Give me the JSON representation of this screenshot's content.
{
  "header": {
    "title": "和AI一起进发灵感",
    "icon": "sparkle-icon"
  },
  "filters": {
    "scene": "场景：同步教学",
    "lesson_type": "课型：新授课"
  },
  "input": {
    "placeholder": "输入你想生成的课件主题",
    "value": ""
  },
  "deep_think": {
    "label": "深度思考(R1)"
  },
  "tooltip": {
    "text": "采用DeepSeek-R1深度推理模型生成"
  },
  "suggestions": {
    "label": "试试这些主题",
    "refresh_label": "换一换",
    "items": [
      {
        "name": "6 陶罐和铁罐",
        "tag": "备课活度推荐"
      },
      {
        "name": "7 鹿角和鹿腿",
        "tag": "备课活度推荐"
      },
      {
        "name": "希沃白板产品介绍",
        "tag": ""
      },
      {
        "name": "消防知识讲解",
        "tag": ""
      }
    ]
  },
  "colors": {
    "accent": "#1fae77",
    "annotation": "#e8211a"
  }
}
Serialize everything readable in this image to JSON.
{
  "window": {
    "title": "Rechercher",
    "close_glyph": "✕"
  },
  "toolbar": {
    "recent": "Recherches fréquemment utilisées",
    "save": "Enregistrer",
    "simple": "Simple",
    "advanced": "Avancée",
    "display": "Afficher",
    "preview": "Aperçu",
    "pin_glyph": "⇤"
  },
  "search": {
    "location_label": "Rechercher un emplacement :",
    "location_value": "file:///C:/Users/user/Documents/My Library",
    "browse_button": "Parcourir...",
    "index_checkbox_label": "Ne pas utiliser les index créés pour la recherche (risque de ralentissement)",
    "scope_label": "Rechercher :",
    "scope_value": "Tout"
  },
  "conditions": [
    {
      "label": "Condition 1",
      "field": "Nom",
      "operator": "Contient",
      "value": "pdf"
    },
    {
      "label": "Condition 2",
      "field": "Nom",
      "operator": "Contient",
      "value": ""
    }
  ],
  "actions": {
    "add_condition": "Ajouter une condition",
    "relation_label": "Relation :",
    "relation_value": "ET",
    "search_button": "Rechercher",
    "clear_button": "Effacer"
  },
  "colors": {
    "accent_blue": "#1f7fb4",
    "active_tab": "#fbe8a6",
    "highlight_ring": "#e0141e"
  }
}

########################################

◆ Your goal
Reproduce all the records precisely.

◆ Problem solution
Give me the JSON representation of this screenshot's content.
{
  "header": {
    "title": "和AI一起进发灵感",
    "icon": "sparkle-icon"
  },
  "filters": {
    "scene": "场景：同步教学",
    "lesson_type": "课型：新授课"
  },
  "input": {
    "placeholder": "输入你想生成的课件主题",
    "value": ""
  },
  "deep_think": {
    "label": "深度思考(R1)"
  },
  "tooltip": {
    "text": "采用DeepSeek-R1深度推理模型生成"
  },
  "suggestions": {
    "label": "试试这些主题",
    "refresh_label": "换一换",
    "items": [
      {
        "name": "6 陶罐和铁罐",
        "tag": "备课活度推荐"
      },
      {
        "name": "7 鹿角和鹿腿",
        "tag": "备课活度推荐"
      },
      {
        "name": "希沃白板产品介绍",
        "tag": ""
      },
      {
        "name": "消防知识讲解",
        "tag": ""
      }
    ]
  },
  "colors": {
    "accent": "#1fae77",
    "annotation": "#e8211a"
  }
}
Serialize everything readable in this image to JSON.
{
  "window": {
    "title": "Rechercher",
    "close_glyph": "✕"
  },
  "toolbar": {
    "recent": "Recherches fréquemment utilisées",
    "save": "Enregistrer",
    "simple": "Simple",
    "advanced": "Avancée",
    "display": "Afficher",
    "preview": "Aperçu",
    "pin_glyph": "⇤"
  },
  "search": {
    "location_label": "Rechercher un emplacement :",
    "location_value": "file:///C:/Users/user/Documents/My Library",
    "browse_button": "Parcourir...",
    "index_checkbox_label": "Ne pas utiliser les index créés pour la recherche (risque de ralentissement)",
    "scope_label": "Rechercher :",
    "scope_value": "Tout"
  },
  "conditions": [
    {
      "label": "Condition 1",
      "field": "Nom",
      "operator": "Contient",
      "value": "pdf"
    },
    {
      "label": "Condition 2",
      "field": "Nom",
      "operator": "Contient",
      "value": ""
    }
  ],
  "actions": {
    "add_condition": "Ajouter une condition",
    "relation_label": "Relation :",
    "relation_value": "ET",
    "search_button": "Rechercher",
    "clear_button": "Effacer"
  },
  "colors": {
    "accent_blue": "#1f7fb4",
    "active_tab": "#fbe8a6",
    "highlight_ring": "#e0141e"
  }
}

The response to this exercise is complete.